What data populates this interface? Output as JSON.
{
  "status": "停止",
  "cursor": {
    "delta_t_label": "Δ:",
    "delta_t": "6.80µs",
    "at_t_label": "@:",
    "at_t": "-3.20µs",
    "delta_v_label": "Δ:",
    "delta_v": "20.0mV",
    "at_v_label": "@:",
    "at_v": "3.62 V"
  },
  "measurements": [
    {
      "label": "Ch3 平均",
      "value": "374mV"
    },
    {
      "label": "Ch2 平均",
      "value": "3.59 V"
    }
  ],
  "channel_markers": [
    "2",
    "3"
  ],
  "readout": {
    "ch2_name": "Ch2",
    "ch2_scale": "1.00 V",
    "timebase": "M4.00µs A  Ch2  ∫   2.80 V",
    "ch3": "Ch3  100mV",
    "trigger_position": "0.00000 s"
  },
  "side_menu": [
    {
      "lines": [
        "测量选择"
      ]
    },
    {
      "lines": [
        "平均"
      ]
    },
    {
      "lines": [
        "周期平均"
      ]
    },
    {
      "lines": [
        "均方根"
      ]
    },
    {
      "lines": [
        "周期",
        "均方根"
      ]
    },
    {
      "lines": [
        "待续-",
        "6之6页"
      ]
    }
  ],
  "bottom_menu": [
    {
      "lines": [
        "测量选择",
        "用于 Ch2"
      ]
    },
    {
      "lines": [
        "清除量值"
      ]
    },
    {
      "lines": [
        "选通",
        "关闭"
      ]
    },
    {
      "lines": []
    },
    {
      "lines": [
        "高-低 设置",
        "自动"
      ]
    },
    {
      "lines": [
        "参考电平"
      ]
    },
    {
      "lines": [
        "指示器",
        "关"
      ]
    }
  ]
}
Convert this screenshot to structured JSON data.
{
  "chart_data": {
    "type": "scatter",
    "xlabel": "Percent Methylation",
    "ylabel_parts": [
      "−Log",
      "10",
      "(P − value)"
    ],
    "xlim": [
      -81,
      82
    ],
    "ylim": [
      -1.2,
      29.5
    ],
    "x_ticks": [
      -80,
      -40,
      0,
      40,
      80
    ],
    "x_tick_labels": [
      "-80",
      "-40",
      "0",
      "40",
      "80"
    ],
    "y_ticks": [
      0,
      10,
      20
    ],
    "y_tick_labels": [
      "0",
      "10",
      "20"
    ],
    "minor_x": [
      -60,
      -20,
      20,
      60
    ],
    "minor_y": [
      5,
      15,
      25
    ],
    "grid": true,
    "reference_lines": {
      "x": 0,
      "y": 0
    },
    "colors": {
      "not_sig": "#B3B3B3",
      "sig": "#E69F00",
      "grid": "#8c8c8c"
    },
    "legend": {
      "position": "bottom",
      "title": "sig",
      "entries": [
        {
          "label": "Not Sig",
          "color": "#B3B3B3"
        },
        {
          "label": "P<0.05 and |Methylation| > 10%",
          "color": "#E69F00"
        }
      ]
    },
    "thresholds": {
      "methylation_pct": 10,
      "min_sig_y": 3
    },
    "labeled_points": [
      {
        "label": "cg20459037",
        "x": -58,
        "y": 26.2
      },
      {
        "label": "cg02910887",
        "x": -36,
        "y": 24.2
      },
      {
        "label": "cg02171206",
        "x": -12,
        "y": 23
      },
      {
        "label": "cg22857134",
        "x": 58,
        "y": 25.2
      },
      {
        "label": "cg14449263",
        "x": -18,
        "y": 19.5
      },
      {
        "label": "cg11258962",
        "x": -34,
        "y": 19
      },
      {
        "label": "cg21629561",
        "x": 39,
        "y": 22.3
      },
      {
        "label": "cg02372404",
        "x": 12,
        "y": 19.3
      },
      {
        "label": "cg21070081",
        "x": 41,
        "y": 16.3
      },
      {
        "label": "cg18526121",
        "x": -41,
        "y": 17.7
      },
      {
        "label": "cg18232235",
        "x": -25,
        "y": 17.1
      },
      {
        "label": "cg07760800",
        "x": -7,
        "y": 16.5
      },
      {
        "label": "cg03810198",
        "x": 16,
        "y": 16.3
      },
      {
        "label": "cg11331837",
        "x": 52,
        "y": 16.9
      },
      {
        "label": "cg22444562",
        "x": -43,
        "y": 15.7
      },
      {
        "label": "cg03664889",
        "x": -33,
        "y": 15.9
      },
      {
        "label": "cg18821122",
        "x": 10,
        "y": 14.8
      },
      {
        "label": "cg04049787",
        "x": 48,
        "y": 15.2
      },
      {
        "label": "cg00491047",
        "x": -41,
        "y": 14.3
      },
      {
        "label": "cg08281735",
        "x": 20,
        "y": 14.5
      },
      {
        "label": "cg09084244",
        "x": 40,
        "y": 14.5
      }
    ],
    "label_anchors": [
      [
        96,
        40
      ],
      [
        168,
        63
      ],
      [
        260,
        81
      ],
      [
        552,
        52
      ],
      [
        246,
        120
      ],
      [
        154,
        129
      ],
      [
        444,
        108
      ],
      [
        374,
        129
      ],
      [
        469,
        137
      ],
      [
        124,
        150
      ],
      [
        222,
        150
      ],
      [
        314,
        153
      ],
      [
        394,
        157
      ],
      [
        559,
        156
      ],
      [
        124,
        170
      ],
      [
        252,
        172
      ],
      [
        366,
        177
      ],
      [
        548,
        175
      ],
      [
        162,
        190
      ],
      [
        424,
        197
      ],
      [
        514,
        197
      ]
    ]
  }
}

Set exercise -> Copy all lines of the listing above that contain the string "JSON".

Correct answer ->
What data populates this interface? Output as JSON.
Convert this screenshot to structured JSON data.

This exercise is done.